* _EXERCISE PROMPT_
Render the items below as a two-column CSV with the headers "prompt" and "response" and one row per item. Each row holds the item's text and its answer, each in a single quoted field with line breaks replaced by spaces.

*****

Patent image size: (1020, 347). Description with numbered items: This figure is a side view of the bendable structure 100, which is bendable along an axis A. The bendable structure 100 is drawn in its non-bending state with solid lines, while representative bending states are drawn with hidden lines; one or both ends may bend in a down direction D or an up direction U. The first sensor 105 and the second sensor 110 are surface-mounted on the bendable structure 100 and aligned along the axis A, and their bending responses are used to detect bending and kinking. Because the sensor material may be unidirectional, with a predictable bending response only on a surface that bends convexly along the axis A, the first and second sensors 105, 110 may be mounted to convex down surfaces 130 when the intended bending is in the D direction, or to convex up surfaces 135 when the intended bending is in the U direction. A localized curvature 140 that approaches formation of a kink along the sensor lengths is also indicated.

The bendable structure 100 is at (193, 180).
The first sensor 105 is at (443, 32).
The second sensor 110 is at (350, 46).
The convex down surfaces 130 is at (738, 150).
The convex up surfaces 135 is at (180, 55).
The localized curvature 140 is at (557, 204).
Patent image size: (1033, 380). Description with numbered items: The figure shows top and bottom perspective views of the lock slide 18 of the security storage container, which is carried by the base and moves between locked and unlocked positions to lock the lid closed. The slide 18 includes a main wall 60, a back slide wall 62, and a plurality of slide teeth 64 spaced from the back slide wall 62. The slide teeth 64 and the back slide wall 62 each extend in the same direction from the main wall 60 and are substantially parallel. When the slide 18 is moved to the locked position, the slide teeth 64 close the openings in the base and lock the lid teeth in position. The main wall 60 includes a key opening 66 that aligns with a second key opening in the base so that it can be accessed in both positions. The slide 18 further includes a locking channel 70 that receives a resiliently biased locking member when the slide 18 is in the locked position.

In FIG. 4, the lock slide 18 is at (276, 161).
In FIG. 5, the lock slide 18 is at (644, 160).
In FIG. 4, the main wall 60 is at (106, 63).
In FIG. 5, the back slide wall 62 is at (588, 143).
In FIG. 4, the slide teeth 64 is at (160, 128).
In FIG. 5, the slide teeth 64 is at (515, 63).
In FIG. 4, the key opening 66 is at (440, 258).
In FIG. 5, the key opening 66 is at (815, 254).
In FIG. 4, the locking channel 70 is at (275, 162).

*****

* _EXPECTED ANSWER_
prompt,response
"Patent image size: (1020, 347). Description with numbered items: This figure is a side view of the bendable structure 100, which is bendable along an axis A. The bendable structure 100 is drawn in its non-bending state with solid lines, while representative bending states are drawn with hidden lines; one or both ends may bend in a down direction D or an up direction U. The first sensor 105 and the second sensor 110 are surface-mounted on the bendable structure 100 and aligned along the axis A, and their bending responses are used to detect bending and kinking. Because the sensor material may be unidirectional, with a predictable bending response only on a surface that bends convexly along the axis A, the first and second sensors 105, 110 may be mounted to convex down surfaces 130 when the intended bending is in the D direction, or to convex up surfaces 135 when the intended bending is in the U direction. A localized curvature 140 that approaches formation of a kink along the sensor lengths is also indicated.","The bendable structure 100 is at (193, 180). The first sensor 105 is at (443, 32). The second sensor 110 is at (350, 46). The convex down surfaces 130 is at (738, 150). The convex up surfaces 135 is at (180, 55). The localized curvature 140 is at (557, 204)."
"Patent image size: (1033, 380). Description with numbered items: The figure shows top and bottom perspective views of the lock slide 18 of the security storage container, which is carried by the base and moves between locked and unlocked positions to lock the lid closed. The slide 18 includes a main wall 60, a back slide wall 62, and a plurality of slide teeth 64 spaced from the back slide wall 62. The slide teeth 64 and the back slide wall 62 each extend in the same direction from the main wall 60 and are substantially parallel. When the slide 18 is moved to the locked position, the slide teeth 64 close the openings in the base and lock the lid teeth in position. The main wall 60 includes a key opening 66 that aligns with a second key opening in the base so that it can be accessed in both positions. The slide 18 further includes a locking channel 70 that receives a resiliently biased locking member when the slide 18 is in the locked position.","In FIG. 4, the lock slide 18 is at (276, 161). In FIG. 5, the lock slide 18 is at (644, 160). In FIG. 4, the main wall 60 is at (106, 63). In FIG. 5, the back slide wall 62 is at (588, 143). In FIG. 4, the slide teeth 64 is at (160, 128). In FIG. 5, the slide teeth 64 is at (515, 63). In FIG. 4, the key opening 66 is at (440, 258). In FIG. 5, the key opening 66 is at (815, 254). In FIG. 4, the locking channel 70 is at (275, 162)."